-- DATA FOR THIS TASK --

* START *

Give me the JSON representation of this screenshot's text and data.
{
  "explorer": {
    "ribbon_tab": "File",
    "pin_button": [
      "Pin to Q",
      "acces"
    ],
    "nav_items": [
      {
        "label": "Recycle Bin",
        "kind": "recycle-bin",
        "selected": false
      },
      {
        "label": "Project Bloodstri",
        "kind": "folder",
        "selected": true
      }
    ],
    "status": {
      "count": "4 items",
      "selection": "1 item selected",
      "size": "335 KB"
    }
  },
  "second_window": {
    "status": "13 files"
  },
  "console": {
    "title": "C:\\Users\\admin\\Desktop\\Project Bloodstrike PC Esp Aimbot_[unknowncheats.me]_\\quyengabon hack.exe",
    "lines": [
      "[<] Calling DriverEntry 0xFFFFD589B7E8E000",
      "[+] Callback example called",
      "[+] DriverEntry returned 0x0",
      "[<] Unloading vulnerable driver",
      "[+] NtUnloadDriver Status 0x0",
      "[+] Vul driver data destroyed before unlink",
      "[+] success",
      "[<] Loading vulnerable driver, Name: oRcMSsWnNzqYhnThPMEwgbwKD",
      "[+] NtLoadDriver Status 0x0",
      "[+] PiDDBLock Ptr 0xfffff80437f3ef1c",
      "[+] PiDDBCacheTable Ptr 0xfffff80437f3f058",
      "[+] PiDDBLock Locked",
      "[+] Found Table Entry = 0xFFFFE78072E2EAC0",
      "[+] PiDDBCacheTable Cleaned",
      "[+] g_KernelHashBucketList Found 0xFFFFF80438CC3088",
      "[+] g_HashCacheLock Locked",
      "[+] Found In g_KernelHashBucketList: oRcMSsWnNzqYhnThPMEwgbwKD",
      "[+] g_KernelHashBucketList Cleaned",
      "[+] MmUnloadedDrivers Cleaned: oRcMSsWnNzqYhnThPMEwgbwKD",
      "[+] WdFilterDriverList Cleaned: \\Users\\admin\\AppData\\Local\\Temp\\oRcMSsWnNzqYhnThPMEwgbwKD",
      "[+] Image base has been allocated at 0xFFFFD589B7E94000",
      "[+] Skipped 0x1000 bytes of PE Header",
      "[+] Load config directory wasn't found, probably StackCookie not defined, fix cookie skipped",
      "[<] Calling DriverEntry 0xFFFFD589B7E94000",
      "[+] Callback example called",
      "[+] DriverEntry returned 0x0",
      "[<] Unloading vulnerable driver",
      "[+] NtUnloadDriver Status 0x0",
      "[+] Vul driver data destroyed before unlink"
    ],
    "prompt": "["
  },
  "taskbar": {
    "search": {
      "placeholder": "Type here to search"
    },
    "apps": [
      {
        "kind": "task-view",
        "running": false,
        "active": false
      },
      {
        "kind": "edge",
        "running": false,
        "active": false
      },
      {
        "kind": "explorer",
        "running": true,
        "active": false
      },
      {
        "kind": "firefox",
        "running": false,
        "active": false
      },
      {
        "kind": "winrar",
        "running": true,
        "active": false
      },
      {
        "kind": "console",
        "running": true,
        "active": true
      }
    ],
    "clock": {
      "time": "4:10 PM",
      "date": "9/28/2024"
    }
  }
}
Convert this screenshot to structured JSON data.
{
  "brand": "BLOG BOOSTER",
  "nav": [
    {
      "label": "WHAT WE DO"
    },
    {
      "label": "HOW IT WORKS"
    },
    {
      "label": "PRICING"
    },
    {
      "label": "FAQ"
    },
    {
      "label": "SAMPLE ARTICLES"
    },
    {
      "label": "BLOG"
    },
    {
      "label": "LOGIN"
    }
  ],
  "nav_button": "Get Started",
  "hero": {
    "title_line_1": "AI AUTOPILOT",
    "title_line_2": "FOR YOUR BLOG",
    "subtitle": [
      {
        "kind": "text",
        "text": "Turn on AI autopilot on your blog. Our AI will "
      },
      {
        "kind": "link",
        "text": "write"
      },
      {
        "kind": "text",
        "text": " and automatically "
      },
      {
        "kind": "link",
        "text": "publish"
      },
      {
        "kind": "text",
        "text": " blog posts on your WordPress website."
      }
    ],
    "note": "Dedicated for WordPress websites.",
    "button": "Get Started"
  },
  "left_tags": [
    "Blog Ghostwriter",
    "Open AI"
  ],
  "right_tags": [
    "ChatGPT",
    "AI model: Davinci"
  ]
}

* END *

-- STATED GOAL --
All entries shown above should be printed again exactly.

-- ANSWER BELOW --
Give me the JSON representation of this screenshot's text and data.
{
  "explorer": {
    "ribbon_tab": "File",
    "pin_button": [
      "Pin to Q",
      "acces"
    ],
    "nav_items": [
      {
        "label": "Recycle Bin",
        "kind": "recycle-bin",
        "selected": false
      },
      {
        "label": "Project Bloodstri",
        "kind": "folder",
        "selected": true
      }
    ],
    "status": {
      "count": "4 items",
      "selection": "1 item selected",
      "size": "335 KB"
    }
  },
  "second_window": {
    "status": "13 files"
  },
  "console": {
    "title": "C:\\Users\\admin\\Desktop\\Project Bloodstrike PC Esp Aimbot_[unknowncheats.me]_\\quyengabon hack.exe",
    "lines": [
      "[<] Calling DriverEntry 0xFFFFD589B7E8E000",
      "[+] Callback example called",
      "[+] DriverEntry returned 0x0",
      "[<] Unloading vulnerable driver",
      "[+] NtUnloadDriver Status 0x0",
      "[+] Vul driver data destroyed before unlink",
      "[+] success",
      "[<] Loading vulnerable driver, Name: oRcMSsWnNzqYhnThPMEwgbwKD",
      "[+] NtLoadDriver Status 0x0",
      "[+] PiDDBLock Ptr 0xfffff80437f3ef1c",
      "[+] PiDDBCacheTable Ptr 0xfffff80437f3f058",
      "[+] PiDDBLock Locked",
      "[+] Found Table Entry = 0xFFFFE78072E2EAC0",
      "[+] PiDDBCacheTable Cleaned",
      "[+] g_KernelHashBucketList Found 0xFFFFF80438CC3088",
      "[+] g_HashCacheLock Locked",
      "[+] Found In g_KernelHashBucketList: oRcMSsWnNzqYhnThPMEwgbwKD",
      "[+] g_KernelHashBucketList Cleaned",
      "[+] MmUnloadedDrivers Cleaned: oRcMSsWnNzqYhnThPMEwgbwKD",
      "[+] WdFilterDriverList Cleaned: \\Users\\admin\\AppData\\Local\\Temp\\oRcMSsWnNzqYhnThPMEwgbwKD",
      "[+] Image base has been allocated at 0xFFFFD589B7E94000",
      "[+] Skipped 0x1000 bytes of PE Header",
      "[+] Load config directory wasn't found, probably StackCookie not defined, fix cookie skipped",
      "[<] Calling DriverEntry 0xFFFFD589B7E94000",
      "[+] Callback example called",
      "[+] DriverEntry returned 0x0",
      "[<] Unloading vulnerable driver",
      "[+] NtUnloadDriver Status 0x0",
      "[+] Vul driver data destroyed before unlink"
    ],
    "prompt": "["
  },
  "taskbar": {
    "search": {
      "placeholder": "Type here to search"
    },
    "apps": [
      {
        "kind": "task-view",
        "running": false,
        "active": false
      },
      {
        "kind": "edge",
        "running": false,
        "active": false
      },
      {
        "kind": "explorer",
        "running": true,
        "active": false
      },
      {
        "kind": "firefox",
        "running": false,
        "active": false
      },
      {
        "kind": "winrar",
        "running": true,
        "active": false
      },
      {
        "kind": "console",
        "running": true,
        "active": true
      }
    ],
    "clock": {
      "time": "4:10 PM",
      "date": "9/28/2024"
    }
  }
}
Convert this screenshot to structured JSON data.
{
  "brand": "BLOG BOOSTER",
  "nav": [
    {
      "label": "WHAT WE DO"
    },
    {
      "label": "HOW IT WORKS"
    },
    {
      "label": "PRICING"
    },
    {
      "label": "FAQ"
    },
    {
      "label": "SAMPLE ARTICLES"
    },
    {
      "label": "BLOG"
    },
    {
      "label": "LOGIN"
    }
  ],
  "nav_button": "Get Started",
  "hero": {
    "title_line_1": "AI AUTOPILOT",
    "title_line_2": "FOR YOUR BLOG",
    "subtitle": [
      {
        "kind": "text",
        "text": "Turn on AI autopilot on your blog. Our AI will "
      },
      {
        "kind": "link",
        "text": "write"
      },
      {
        "kind": "text",
        "text": " and automatically "
      },
      {
        "kind": "link",
        "text": "publish"
      },
      {
        "kind": "text",
        "text": " blog posts on your WordPress website."
      }
    ],
    "note": "Dedicated for WordPress websites.",
    "button": "Get Started"
  },
  "left_tags": [
    "Blog Ghostwriter",
    "Open AI"
  ],
  "right_tags": [
    "ChatGPT",
    "AI model: Davinci"
  ]
}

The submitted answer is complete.